> [What to produce] Please render the lines from the start of the records through the line with "triple-chevron-icon (11, 24, 53, 54)" as a Markdown table with columns Row and Text, leaving out blank lines.

> [Element location data]
/---

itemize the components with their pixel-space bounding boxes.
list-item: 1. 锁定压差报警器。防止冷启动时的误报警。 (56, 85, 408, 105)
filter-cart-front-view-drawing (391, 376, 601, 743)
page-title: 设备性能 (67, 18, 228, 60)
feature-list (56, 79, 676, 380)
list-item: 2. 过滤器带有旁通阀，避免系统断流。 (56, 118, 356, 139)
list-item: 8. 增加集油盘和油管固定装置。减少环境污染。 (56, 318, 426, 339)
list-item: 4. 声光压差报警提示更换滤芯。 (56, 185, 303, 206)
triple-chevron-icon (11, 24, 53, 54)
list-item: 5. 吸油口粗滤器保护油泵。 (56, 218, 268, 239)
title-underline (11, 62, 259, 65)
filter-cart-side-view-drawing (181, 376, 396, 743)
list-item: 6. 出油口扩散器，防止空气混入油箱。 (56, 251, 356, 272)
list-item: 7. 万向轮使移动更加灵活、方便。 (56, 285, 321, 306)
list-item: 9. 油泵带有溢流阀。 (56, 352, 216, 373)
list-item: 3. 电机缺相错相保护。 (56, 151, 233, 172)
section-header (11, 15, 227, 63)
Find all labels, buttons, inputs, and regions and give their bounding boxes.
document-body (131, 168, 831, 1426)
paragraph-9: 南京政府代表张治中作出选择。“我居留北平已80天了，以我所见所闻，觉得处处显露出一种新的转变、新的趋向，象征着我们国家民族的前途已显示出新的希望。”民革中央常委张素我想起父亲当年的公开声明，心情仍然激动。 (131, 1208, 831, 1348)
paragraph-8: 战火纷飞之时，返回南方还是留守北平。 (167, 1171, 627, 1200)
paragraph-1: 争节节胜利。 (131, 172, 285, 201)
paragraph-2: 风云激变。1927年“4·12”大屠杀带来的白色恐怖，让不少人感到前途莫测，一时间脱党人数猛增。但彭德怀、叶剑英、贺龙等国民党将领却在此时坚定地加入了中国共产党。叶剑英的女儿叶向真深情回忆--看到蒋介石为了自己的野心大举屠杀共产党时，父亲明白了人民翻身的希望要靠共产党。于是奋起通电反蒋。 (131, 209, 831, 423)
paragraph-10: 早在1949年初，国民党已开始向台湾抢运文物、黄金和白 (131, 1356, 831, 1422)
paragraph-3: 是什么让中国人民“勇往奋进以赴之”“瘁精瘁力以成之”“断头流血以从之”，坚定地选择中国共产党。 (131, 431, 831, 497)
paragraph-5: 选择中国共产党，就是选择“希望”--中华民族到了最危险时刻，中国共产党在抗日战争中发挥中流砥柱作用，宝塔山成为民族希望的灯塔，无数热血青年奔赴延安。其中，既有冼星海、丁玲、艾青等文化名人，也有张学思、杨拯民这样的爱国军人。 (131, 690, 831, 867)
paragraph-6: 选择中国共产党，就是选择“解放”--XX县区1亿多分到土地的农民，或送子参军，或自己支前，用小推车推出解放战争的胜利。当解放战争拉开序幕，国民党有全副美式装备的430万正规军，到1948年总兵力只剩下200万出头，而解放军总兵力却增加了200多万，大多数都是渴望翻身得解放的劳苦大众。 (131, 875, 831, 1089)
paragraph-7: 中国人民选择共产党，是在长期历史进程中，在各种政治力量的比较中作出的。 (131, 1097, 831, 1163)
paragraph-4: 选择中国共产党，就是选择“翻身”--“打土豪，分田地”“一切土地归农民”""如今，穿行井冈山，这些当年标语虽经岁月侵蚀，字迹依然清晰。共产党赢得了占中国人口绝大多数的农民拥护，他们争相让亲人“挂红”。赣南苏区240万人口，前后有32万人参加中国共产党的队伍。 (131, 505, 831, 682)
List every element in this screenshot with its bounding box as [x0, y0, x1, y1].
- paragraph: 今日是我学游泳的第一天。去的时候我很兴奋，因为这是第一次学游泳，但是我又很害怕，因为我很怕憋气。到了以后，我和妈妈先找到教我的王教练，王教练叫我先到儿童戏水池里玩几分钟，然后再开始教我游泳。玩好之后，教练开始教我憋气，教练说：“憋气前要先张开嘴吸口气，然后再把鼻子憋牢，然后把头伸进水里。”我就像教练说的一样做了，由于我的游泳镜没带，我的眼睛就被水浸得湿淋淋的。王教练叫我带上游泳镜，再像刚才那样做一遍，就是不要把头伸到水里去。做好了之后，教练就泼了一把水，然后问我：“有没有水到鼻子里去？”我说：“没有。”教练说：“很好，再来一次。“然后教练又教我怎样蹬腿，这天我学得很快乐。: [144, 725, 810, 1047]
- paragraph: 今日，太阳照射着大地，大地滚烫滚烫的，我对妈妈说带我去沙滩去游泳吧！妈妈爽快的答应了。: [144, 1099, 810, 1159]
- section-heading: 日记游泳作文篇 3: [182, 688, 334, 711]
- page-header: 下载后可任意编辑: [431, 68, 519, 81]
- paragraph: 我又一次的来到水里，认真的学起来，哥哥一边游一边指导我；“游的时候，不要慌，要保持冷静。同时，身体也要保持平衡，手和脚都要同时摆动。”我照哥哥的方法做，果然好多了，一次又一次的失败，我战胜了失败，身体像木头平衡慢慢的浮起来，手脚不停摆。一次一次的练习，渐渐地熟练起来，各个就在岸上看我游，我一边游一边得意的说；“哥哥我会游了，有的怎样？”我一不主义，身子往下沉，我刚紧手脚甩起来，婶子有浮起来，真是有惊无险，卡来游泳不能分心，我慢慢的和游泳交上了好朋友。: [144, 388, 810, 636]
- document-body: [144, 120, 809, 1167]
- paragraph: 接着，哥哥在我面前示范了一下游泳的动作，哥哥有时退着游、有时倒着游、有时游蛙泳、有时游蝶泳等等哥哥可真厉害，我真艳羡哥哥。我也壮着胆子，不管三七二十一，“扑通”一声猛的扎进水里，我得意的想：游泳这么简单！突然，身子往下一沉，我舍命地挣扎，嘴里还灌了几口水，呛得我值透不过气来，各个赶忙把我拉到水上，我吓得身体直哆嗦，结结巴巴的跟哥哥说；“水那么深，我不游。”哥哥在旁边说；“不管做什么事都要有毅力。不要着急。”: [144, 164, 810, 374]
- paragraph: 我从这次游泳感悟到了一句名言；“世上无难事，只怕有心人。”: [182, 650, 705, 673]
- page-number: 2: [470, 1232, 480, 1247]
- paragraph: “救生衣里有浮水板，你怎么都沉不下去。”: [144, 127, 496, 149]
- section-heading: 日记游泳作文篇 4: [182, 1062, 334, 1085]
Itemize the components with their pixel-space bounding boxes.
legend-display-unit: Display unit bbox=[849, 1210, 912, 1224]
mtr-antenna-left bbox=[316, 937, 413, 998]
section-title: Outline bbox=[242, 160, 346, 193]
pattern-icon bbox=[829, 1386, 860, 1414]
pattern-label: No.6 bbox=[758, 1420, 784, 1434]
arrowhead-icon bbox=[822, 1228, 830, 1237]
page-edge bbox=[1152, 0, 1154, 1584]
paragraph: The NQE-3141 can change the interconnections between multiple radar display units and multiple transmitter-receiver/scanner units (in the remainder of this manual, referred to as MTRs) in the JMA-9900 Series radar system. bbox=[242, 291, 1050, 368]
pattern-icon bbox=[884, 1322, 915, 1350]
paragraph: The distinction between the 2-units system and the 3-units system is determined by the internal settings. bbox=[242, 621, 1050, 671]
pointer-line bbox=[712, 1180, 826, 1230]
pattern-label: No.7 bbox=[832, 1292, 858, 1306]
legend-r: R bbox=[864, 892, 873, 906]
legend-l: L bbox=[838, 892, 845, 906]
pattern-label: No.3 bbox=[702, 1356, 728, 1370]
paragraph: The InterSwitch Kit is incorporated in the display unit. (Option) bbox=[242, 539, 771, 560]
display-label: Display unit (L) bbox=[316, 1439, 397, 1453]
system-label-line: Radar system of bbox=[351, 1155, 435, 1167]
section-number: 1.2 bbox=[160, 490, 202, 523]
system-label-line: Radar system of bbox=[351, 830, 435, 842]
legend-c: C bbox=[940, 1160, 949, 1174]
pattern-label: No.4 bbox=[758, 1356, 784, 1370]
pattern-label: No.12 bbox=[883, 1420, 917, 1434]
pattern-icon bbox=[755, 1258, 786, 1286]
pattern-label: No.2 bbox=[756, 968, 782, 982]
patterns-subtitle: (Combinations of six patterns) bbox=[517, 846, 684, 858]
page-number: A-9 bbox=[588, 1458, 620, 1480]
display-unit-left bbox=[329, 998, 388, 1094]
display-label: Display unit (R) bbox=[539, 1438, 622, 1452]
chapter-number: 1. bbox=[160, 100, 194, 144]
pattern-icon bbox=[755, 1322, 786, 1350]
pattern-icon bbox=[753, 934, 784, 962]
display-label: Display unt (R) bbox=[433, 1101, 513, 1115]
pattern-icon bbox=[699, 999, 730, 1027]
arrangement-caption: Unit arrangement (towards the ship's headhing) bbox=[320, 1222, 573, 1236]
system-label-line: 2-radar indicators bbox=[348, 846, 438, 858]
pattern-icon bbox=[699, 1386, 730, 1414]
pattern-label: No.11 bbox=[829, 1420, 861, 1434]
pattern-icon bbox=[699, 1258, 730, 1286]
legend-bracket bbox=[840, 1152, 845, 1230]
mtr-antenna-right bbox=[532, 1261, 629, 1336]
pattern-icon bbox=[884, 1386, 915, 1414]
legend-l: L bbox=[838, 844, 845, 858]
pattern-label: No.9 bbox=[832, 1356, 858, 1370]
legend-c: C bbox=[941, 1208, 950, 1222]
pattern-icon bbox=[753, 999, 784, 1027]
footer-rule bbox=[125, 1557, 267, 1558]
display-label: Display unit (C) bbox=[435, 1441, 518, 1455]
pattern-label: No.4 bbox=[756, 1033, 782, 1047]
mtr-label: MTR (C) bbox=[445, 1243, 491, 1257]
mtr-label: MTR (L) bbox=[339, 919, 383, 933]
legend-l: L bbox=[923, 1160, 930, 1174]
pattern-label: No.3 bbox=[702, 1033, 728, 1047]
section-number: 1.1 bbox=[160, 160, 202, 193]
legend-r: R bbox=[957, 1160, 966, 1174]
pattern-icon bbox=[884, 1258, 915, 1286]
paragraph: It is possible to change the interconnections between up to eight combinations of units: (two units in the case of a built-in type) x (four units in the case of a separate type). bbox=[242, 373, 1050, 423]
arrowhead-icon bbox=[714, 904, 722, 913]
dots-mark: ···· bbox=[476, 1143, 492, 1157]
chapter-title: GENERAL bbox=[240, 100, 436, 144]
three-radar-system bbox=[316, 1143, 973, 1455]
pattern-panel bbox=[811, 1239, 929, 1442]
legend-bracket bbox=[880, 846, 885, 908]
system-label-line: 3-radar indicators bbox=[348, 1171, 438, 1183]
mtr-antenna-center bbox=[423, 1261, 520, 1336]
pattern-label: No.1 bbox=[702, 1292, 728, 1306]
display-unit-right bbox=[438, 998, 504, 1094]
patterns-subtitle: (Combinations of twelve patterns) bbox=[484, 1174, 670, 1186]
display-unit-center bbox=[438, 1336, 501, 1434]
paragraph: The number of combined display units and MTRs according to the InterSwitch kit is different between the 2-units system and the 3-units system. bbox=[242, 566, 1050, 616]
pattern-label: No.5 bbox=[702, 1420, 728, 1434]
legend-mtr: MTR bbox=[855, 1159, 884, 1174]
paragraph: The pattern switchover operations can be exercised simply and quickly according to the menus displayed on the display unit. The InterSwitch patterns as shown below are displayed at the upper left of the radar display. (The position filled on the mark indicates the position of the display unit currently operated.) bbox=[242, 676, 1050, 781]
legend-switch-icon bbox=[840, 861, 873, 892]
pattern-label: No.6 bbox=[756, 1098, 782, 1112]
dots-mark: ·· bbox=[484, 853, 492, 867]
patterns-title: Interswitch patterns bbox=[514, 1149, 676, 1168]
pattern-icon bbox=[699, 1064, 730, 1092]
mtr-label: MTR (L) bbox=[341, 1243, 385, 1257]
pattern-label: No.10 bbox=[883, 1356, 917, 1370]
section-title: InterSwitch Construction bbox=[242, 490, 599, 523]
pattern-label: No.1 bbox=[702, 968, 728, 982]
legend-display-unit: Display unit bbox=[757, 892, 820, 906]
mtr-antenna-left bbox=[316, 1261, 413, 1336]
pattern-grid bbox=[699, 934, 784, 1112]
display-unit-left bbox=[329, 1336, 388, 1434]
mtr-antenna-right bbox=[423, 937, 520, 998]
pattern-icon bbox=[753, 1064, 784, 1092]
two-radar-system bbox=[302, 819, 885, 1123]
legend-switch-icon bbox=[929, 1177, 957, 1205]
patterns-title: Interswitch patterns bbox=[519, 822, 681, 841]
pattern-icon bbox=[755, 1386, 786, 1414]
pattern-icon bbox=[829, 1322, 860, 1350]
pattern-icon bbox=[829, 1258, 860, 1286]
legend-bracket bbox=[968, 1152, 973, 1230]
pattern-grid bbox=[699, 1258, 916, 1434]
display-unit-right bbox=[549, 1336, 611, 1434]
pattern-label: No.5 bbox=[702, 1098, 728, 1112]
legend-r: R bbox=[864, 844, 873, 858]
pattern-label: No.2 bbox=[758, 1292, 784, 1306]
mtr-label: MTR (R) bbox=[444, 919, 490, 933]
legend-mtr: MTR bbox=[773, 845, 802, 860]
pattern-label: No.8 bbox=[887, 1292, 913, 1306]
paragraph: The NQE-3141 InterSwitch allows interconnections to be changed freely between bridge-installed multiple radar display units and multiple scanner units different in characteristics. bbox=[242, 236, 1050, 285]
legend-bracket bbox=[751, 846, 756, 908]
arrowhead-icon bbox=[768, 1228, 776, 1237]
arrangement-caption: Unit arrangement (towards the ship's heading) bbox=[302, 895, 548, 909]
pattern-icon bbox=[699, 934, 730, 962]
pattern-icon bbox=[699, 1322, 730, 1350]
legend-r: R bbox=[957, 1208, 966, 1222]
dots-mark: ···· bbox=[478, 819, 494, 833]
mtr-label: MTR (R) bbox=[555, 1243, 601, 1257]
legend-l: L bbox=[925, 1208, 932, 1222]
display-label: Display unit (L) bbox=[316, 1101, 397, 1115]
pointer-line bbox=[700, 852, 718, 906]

\---

> [Result below]
| Row | Text |
|---|---|
| 1 | itemize the components with their pixel-space bounding boxes. |
| 2 | list-item: 1. 锁定压差报警器。防止冷启动时的误报警。 (56, 85, 408, 105) |
| 3 | filter-cart-front-view-drawing (391, 376, 601, 743) |
| 4 | page-title: 设备性能 (67, 18, 228, 60) |
| 5 | feature-list (56, 79, 676, 380) |
| 6 | list-item: 2. 过滤器带有旁通阀，避免系统断流。 (56, 118, 356, 139) |
| 7 | list-item: 8. 增加集油盘和油管固定装置。减少环境污染。 (56, 318, 426, 339) |
| 8 | list-item: 4. 声光压差报警提示更换滤芯。 (56, 185, 303, 206) |
| 9 | triple-chevron-icon (11, 24, 53, 54) |